[Data entries]
══════════════════════════════

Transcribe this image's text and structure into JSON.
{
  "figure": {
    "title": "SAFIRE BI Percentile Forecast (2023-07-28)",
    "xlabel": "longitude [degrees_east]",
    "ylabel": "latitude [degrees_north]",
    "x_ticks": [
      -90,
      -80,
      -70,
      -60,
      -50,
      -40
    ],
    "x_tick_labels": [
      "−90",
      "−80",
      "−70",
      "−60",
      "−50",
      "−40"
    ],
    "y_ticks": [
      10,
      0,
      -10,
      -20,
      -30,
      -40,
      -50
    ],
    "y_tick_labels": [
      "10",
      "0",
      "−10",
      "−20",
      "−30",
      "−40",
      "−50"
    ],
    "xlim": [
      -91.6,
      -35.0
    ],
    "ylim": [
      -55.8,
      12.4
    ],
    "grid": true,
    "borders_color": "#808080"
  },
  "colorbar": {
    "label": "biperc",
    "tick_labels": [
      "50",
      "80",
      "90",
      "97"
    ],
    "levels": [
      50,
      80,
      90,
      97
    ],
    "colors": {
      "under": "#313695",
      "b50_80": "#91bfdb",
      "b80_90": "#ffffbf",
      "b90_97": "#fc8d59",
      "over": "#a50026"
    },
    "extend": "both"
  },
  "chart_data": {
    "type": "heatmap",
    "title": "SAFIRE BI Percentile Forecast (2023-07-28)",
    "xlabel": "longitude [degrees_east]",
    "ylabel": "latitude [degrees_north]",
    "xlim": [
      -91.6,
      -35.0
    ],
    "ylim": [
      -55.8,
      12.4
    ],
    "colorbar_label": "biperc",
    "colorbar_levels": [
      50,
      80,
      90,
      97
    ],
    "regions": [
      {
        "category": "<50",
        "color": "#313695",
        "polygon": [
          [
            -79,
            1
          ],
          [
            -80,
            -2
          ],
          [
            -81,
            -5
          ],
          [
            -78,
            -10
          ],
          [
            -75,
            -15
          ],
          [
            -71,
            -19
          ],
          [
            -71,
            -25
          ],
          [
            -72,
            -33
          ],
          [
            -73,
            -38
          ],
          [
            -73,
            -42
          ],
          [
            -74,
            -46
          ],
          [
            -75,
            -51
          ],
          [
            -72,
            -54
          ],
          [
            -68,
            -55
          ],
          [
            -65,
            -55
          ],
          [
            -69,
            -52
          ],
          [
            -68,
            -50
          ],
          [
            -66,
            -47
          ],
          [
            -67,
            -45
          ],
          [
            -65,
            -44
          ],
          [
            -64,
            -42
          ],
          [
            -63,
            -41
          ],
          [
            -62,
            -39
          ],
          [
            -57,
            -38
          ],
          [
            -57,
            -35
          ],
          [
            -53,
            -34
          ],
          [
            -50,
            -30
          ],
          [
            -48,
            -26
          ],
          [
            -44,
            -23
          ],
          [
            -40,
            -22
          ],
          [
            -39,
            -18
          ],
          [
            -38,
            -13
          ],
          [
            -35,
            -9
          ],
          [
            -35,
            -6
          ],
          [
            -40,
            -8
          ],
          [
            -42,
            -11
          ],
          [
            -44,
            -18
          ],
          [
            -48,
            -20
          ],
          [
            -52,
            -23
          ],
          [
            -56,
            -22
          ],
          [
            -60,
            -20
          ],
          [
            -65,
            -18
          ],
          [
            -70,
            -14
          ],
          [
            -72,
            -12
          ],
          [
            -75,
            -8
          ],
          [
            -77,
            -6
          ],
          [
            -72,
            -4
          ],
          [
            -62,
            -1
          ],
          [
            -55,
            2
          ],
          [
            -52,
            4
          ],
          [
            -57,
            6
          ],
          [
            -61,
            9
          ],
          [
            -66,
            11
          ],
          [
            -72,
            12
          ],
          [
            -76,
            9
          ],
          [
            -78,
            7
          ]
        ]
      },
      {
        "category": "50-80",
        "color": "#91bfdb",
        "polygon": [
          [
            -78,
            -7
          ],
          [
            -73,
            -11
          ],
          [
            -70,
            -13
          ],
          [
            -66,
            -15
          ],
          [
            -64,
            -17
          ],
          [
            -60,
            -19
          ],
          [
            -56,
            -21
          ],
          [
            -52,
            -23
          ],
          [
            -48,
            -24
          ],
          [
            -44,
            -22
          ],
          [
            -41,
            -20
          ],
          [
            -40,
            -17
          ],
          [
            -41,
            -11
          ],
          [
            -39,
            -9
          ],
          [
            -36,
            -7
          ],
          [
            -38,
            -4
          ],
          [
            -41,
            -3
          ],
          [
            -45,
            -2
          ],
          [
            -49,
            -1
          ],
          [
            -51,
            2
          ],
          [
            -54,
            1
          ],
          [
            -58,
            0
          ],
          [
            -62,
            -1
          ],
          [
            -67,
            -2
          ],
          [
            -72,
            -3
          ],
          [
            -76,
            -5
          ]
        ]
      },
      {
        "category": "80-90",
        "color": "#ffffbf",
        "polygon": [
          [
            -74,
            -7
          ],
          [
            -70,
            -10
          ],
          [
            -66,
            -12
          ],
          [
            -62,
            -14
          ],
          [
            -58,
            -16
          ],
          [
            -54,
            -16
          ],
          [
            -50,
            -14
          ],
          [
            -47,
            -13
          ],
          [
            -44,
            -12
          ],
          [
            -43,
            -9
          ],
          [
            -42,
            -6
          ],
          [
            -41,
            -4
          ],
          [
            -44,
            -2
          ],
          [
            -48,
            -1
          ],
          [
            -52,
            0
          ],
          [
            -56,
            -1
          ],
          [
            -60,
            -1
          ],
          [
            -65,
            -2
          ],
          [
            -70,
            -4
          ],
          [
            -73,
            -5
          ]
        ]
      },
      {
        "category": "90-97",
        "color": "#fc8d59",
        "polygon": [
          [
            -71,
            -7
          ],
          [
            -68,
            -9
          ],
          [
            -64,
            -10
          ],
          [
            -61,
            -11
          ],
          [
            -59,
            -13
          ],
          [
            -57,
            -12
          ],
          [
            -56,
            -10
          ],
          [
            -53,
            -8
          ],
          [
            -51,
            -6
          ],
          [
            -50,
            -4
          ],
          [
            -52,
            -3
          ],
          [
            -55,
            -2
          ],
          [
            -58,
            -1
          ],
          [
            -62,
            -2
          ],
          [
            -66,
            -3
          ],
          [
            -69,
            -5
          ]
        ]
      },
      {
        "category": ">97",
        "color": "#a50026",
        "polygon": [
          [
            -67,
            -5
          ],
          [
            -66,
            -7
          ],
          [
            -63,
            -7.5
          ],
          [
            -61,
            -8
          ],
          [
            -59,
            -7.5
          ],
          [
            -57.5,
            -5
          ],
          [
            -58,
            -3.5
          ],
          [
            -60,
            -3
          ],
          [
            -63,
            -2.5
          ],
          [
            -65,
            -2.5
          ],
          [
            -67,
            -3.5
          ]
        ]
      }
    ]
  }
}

══════════════════════════════

**EXERCISE DETAILS**
Produce an exact copy of all the records.

**RESPONSE TO THE TASK**
Transcribe this image's text and structure into JSON.
{
  "figure": {
    "title": "SAFIRE BI Percentile Forecast (2023-07-28)",
    "xlabel": "longitude [degrees_east]",
    "ylabel": "latitude [degrees_north]",
    "x_ticks": [
      -90,
      -80,
      -70,
      -60,
      -50,
      -40
    ],
    "x_tick_labels": [
      "−90",
      "−80",
      "−70",
      "−60",
      "−50",
      "−40"
    ],
    "y_ticks": [
      10,
      0,
      -10,
      -20,
      -30,
      -40,
      -50
    ],
    "y_tick_labels": [
      "10",
      "0",
      "−10",
      "−20",
      "−30",
      "−40",
      "−50"
    ],
    "xlim": [
      -91.6,
      -35.0
    ],
    "ylim": [
      -55.8,
      12.4
    ],
    "grid": true,
    "borders_color": "#808080"
  },
  "colorbar": {
    "label": "biperc",
    "tick_labels": [
      "50",
      "80",
      "90",
      "97"
    ],
    "levels": [
      50,
      80,
      90,
      97
    ],
    "colors": {
      "under": "#313695",
      "b50_80": "#91bfdb",
      "b80_90": "#ffffbf",
      "b90_97": "#fc8d59",
      "over": "#a50026"
    },
    "extend": "both"
  },
  "chart_data": {
    "type": "heatmap",
    "title": "SAFIRE BI Percentile Forecast (2023-07-28)",
    "xlabel": "longitude [degrees_east]",
    "ylabel": "latitude [degrees_north]",
    "xlim": [
      -91.6,
      -35.0
    ],
    "ylim": [
      -55.8,
      12.4
    ],
    "colorbar_label": "biperc",
    "colorbar_levels": [
      50,
      80,
      90,
      97
    ],
    "regions": [
      {
        "category": "<50",
        "color": "#313695",
        "polygon": [
          [
            -79,
            1
          ],
          [
            -80,
            -2
          ],
          [
            -81,
            -5
          ],
          [
            -78,
            -10
          ],
          [
            -75,
            -15
          ],
          [
            -71,
            -19
          ],
          [
            -71,
            -25
          ],
          [
            -72,
            -33
          ],
          [
            -73,
            -38
          ],
          [
            -73,
            -42
          ],
          [
            -74,
            -46
          ],
          [
            -75,
            -51
          ],
          [
            -72,
            -54
          ],
          [
            -68,
            -55
          ],
          [
            -65,
            -55
          ],
          [
            -69,
            -52
          ],
          [
            -68,
            -50
          ],
          [
            -66,
            -47
          ],
          [
            -67,
            -45
          ],
          [
            -65,
            -44
          ],
          [
            -64,
            -42
          ],
          [
            -63,
            -41
          ],
          [
            -62,
            -39
          ],
          [
            -57,
            -38
          ],
          [
            -57,
            -35
          ],
          [
            -53,
            -34
          ],
          [
            -50,
            -30
          ],
          [
            -48,
            -26
          ],
          [
            -44,
            -23
          ],
          [
            -40,
            -22
          ],
          [
            -39,
            -18
          ],
          [
            -38,
            -13
          ],
          [
            -35,
            -9
          ],
          [
            -35,
            -6
          ],
          [
            -40,
            -8
          ],
          [
            -42,
            -11
          ],
          [
            -44,
            -18
          ],
          [
            -48,
            -20
          ],
          [
            -52,
            -23
          ],
          [
            -56,
            -22
          ],
          [
            -60,
            -20
          ],
          [
            -65,
            -18
          ],
          [
            -70,
            -14
          ],
          [
            -72,
            -12
          ],
          [
            -75,
            -8
          ],
          [
            -77,
            -6
          ],
          [
            -72,
            -4
          ],
          [
            -62,
            -1
          ],
          [
            -55,
            2
          ],
          [
            -52,
            4
          ],
          [
            -57,
            6
          ],
          [
            -61,
            9
          ],
          [
            -66,
            11
          ],
          [
            -72,
            12
          ],
          [
            -76,
            9
          ],
          [
            -78,
            7
          ]
        ]
      },
      {
        "category": "50-80",
        "color": "#91bfdb",
        "polygon": [
          [
            -78,
            -7
          ],
          [
            -73,
            -11
          ],
          [
            -70,
            -13
          ],
          [
            -66,
            -15
          ],
          [
            -64,
            -17
          ],
          [
            -60,
            -19
          ],
          [
            -56,
            -21
          ],
          [
            -52,
            -23
          ],
          [
            -48,
            -24
          ],
          [
            -44,
            -22
          ],
          [
            -41,
            -20
          ],
          [
            -40,
            -17
          ],
          [
            -41,
            -11
          ],
          [
            -39,
            -9
          ],
          [
            -36,
            -7
          ],
          [
            -38,
            -4
          ],
          [
            -41,
            -3
          ],
          [
            -45,
            -2
          ],
          [
            -49,
            -1
          ],
          [
            -51,
            2
          ],
          [
            -54,
            1
          ],
          [
            -58,
            0
          ],
          [
            -62,
            -1
          ],
          [
            -67,
            -2
          ],
          [
            -72,
            -3
          ],
          [
            -76,
            -5
          ]
        ]
      },
      {
        "category": "80-90",
        "color": "#ffffbf",
        "polygon": [
          [
            -74,
            -7
          ],
          [
            -70,
            -10
          ],
          [
            -66,
            -12
          ],
          [
            -62,
            -14
          ],
          [
            -58,
            -16
          ],
          [
            -54,
            -16
          ],
          [
            -50,
            -14
          ],
          [
            -47,
            -13
          ],
          [
            -44,
            -12
          ],
          [
            -43,
            -9
          ],
          [
            -42,
            -6
          ],
          [
            -41,
            -4
          ],
          [
            -44,
            -2
          ],
          [
            -48,
            -1
          ],
          [
            -52,
            0
          ],
          [
            -56,
            -1
          ],
          [
            -60,
            -1
          ],
          [
            -65,
            -2
          ],
          [
            -70,
            -4
          ],
          [
            -73,
            -5
          ]
        ]
      },
      {
        "category": "90-97",
        "color": "#fc8d59",
        "polygon": [
          [
            -71,
            -7
          ],
          [
            -68,
            -9
          ],
          [
            -64,
            -10
          ],
          [
            -61,
            -11
          ],
          [
            -59,
            -13
          ],
          [
            -57,
            -12
          ],
          [
            -56,
            -10
          ],
          [
            -53,
            -8
          ],
          [
            -51,
            -6
          ],
          [
            -50,
            -4
          ],
          [
            -52,
            -3
          ],
          [
            -55,
            -2
          ],
          [
            -58,
            -1
          ],
          [
            -62,
            -2
          ],
          [
            -66,
            -3
          ],
          [
            -69,
            -5
          ]
        ]
      },
      {
        "category": ">97",
        "color": "#a50026",
        "polygon": [
          [
            -67,
            -5
          ],
          [
            -66,
            -7
          ],
          [
            -63,
            -7.5
          ],
          [
            -61,
            -8
          ],
          [
            -59,
            -7.5
          ],
          [
            -57.5,
            -5
          ],
          [
            -58,
            -3.5
          ],
          [
            -60,
            -3
          ],
          [
            -63,
            -2.5
          ],
          [
            -65,
            -2.5
          ],
          [
            -67,
            -3.5
          ]
        ]
      }
    ]
  }
}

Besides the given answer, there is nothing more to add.